In the entries below, find the lines with the word "this" and copy them.
** start Extracted data **
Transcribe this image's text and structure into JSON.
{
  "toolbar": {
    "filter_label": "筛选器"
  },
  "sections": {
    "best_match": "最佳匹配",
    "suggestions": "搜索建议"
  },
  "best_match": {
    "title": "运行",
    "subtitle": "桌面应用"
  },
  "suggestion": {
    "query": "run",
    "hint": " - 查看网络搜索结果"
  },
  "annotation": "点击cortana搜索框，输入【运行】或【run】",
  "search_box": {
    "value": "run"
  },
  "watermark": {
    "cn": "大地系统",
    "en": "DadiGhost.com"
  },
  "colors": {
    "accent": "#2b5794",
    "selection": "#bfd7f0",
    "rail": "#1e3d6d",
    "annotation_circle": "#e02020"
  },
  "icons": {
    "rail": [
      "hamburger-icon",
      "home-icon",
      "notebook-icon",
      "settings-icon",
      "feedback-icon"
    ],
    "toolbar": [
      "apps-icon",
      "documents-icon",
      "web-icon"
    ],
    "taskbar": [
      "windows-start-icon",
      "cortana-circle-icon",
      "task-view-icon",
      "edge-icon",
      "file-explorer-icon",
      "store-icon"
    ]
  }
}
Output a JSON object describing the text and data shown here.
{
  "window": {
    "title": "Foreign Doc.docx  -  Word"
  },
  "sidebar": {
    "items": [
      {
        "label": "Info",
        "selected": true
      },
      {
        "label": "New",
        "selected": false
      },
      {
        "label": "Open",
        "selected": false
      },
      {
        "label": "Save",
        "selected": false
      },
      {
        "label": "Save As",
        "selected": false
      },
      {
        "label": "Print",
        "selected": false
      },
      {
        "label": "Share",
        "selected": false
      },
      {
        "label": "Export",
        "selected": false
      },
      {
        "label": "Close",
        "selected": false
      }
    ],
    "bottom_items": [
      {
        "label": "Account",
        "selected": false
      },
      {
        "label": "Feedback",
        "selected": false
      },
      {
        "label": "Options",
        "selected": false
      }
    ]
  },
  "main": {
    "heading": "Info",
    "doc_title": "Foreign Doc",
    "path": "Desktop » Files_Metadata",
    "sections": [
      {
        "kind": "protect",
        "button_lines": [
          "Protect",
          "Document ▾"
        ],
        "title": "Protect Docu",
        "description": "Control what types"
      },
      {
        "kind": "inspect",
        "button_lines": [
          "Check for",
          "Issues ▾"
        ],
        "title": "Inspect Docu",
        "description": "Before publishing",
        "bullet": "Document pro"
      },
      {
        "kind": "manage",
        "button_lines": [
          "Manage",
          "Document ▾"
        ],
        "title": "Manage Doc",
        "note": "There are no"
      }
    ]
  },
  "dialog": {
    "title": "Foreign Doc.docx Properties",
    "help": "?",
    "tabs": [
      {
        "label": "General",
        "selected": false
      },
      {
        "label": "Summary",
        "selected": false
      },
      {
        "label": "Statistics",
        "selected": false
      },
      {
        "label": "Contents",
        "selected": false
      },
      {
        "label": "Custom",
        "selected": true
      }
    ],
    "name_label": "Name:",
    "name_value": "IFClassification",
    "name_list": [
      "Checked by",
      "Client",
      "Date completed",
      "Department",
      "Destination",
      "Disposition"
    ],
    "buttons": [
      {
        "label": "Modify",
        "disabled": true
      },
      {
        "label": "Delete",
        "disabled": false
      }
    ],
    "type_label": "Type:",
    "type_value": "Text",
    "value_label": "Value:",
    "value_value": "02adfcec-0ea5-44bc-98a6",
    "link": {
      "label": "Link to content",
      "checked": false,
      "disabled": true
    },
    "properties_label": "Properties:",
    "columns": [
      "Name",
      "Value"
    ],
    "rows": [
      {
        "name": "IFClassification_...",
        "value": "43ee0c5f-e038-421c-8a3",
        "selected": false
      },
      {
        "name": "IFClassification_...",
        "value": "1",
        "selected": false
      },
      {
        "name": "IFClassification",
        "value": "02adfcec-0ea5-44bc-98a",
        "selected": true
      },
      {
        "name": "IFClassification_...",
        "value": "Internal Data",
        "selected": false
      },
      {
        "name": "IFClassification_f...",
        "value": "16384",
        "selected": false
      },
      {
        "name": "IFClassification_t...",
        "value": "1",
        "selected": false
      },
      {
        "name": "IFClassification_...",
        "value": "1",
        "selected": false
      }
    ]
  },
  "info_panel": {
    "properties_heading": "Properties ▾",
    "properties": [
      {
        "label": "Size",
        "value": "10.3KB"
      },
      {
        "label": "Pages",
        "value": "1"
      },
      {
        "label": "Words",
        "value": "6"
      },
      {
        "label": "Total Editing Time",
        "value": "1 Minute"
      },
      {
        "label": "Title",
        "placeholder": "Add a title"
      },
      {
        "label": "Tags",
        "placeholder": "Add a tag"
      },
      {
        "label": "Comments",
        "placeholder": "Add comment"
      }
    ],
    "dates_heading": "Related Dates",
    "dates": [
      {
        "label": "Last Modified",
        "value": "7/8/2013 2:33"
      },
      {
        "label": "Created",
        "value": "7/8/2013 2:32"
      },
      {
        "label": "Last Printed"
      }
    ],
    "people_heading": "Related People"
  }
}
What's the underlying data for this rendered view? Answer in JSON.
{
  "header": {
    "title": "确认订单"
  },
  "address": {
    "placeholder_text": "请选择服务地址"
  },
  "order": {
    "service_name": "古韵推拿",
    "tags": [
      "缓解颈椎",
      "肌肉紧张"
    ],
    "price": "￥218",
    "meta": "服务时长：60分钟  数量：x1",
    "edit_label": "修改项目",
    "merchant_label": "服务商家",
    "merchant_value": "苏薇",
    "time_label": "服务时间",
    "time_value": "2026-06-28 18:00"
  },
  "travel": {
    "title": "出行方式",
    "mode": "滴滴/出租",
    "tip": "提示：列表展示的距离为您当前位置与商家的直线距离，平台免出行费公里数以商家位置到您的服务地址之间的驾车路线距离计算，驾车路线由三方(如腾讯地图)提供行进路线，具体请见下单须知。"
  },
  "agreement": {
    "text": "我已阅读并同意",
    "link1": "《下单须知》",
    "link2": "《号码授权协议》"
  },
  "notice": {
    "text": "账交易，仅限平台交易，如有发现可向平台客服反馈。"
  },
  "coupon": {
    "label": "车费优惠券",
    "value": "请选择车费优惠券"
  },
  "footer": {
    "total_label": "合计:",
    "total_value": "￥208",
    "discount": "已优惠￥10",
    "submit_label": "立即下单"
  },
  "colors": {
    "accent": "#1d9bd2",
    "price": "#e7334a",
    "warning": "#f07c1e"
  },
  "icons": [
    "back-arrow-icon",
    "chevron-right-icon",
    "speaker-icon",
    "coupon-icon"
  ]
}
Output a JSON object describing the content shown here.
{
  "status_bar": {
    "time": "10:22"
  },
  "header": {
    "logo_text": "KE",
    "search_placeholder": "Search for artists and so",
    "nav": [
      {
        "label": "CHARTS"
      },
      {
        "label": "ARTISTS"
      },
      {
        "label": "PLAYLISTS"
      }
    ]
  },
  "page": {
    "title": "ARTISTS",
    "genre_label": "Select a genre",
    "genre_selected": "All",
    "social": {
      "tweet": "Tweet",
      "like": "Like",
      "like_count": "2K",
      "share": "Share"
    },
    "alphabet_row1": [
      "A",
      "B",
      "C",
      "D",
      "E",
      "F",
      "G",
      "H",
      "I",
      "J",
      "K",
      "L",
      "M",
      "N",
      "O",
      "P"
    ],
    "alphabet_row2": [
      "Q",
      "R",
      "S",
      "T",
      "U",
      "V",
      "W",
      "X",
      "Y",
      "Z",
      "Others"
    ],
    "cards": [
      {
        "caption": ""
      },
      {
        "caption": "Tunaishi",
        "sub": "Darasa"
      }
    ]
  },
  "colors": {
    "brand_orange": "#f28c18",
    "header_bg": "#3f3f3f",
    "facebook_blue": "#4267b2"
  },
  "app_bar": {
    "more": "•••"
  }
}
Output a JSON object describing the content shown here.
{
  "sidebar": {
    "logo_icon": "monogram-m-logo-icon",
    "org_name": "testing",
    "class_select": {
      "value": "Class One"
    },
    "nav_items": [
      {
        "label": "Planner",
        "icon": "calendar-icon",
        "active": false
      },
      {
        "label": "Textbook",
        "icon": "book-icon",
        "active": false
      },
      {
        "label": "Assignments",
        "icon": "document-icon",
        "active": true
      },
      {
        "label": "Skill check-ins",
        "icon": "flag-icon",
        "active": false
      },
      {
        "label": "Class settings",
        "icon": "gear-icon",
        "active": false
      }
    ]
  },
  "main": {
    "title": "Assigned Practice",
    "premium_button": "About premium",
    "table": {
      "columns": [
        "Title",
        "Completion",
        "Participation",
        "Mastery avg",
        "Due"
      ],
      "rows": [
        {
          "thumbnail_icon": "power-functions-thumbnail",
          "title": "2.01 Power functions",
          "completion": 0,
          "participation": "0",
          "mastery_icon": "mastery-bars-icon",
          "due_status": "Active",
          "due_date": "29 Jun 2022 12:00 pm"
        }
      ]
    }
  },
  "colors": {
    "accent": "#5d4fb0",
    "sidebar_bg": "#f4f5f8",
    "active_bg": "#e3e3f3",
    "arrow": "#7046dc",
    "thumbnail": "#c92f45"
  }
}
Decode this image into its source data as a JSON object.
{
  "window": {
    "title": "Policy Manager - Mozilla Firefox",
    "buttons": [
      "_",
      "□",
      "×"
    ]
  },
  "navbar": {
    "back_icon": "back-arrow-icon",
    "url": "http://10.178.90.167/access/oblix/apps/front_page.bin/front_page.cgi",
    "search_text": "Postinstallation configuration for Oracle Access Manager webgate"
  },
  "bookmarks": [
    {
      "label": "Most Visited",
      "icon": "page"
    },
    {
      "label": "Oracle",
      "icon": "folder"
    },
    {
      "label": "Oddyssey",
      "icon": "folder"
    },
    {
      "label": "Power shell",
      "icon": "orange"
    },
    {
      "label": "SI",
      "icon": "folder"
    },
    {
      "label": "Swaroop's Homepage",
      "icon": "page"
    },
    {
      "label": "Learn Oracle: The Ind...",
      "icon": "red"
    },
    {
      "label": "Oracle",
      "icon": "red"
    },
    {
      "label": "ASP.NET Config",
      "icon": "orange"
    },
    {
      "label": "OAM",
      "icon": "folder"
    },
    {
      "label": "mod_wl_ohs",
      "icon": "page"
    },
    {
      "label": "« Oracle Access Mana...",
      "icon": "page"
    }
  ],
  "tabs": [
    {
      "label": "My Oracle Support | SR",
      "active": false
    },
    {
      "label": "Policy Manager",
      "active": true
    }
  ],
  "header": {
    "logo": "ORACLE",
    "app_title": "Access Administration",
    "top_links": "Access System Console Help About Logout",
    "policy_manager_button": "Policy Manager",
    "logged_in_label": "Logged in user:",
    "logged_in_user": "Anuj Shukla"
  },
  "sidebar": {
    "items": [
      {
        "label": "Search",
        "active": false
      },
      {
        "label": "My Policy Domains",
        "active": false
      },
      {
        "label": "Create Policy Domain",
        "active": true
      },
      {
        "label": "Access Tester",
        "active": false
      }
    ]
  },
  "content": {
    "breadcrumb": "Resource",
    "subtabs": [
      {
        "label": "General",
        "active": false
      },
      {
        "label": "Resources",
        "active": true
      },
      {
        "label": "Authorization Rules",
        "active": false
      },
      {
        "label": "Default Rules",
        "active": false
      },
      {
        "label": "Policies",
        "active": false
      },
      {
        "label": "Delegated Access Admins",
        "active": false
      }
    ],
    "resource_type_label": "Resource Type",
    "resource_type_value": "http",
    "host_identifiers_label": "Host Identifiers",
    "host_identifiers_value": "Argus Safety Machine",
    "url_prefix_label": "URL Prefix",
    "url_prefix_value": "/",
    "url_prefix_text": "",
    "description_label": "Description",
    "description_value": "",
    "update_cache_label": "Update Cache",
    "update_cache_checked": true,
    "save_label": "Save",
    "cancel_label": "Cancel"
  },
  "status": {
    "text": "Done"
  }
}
** end Extracted data **
*Output of the task*
Transcribe this image's text and structure into JSON.
What's the underlying data for this rendered view? Answer in JSON.
Decode this image into its source data as a JSON object.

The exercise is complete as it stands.